YOUR GOAL
Set down exactly the lines from the one containing "What's the underlying" through the last line of the records below, both included, and nothing else.

[Data entries for graphics]
★ ★ ★ ★ ★

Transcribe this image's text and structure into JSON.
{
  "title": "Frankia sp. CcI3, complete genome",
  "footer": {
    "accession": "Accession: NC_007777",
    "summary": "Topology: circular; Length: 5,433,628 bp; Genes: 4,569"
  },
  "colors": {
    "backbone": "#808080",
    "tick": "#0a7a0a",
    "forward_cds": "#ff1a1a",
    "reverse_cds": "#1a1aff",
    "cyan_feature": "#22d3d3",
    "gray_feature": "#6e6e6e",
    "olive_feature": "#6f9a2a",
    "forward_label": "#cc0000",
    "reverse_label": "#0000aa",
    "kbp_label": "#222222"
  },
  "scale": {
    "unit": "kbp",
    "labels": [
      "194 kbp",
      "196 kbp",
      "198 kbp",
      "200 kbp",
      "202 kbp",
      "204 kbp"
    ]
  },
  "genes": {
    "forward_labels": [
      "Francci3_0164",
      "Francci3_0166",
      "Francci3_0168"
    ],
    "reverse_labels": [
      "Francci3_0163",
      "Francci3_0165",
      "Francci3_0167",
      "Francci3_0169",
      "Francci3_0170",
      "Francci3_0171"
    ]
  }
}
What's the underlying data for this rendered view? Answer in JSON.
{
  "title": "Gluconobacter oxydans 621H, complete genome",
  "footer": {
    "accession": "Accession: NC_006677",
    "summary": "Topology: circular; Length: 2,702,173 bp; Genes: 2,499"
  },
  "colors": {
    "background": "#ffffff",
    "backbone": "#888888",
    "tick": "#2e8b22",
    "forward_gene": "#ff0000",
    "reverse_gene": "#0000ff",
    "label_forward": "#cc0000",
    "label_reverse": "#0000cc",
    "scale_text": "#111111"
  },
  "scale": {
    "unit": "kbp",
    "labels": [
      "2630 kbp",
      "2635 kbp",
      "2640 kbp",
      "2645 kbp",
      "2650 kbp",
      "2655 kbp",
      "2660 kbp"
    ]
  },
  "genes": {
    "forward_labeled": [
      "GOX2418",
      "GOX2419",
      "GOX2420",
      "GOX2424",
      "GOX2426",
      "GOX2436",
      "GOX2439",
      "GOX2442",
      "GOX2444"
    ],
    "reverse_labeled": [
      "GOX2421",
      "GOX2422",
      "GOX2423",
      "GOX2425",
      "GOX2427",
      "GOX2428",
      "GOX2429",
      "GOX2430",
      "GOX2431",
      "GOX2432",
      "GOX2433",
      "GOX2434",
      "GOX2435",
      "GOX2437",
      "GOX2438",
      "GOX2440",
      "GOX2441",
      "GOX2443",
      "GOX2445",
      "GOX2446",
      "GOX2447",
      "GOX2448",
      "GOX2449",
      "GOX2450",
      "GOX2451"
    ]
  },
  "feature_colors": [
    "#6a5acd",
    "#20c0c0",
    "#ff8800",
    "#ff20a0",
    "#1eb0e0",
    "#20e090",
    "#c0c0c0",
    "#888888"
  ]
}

★ ★ ★ ★ ★

ANSWER
What's the underlying data for this rendered view? Answer in JSON.
{
  "title": "Gluconobacter oxydans 621H, complete genome",
  "footer": {
    "accession": "Accession: NC_006677",
    "summary": "Topology: circular; Length: 2,702,173 bp; Genes: 2,499"
  },
  "colors": {
    "background": "#ffffff",
    "backbone": "#888888",
    "tick": "#2e8b22",
    "forward_gene": "#ff0000",
    "reverse_gene": "#0000ff",
    "label_forward": "#cc0000",
    "label_reverse": "#0000cc",
    "scale_text": "#111111"
  },
  "scale": {
    "unit": "kbp",
    "labels": [
      "2630 kbp",
      "2635 kbp",
      "2640 kbp",
      "2645 kbp",
      "2650 kbp",
      "2655 kbp",
      "2660 kbp"
    ]
  },
  "genes": {
    "forward_labeled": [
      "GOX2418",
      "GOX2419",
      "GOX2420",
      "GOX2424",
      "GOX2426",
      "GOX2436",
      "GOX2439",
      "GOX2442",
      "GOX2444"
    ],
    "reverse_labeled": [
      "GOX2421",
      "GOX2422",
      "GOX2423",
      "GOX2425",
      "GOX2427",
      "GOX2428",
      "GOX2429",
      "GOX2430",
      "GOX2431",
      "GOX2432",
      "GOX2433",
      "GOX2434",
      "GOX2435",
      "GOX2437",
      "GOX2438",
      "GOX2440",
      "GOX2441",
      "GOX2443",
      "GOX2445",
      "GOX2446",
      "GOX2447",
      "GOX2448",
      "GOX2449",
      "GOX2450",
      "GOX2451"
    ]
  },
  "feature_colors": [
    "#6a5acd",
    "#20c0c0",
    "#ff8800",
    "#ff20a0",
    "#1eb0e0",
    "#20e090",
    "#c0c0c0",
    "#888888"
  ]
}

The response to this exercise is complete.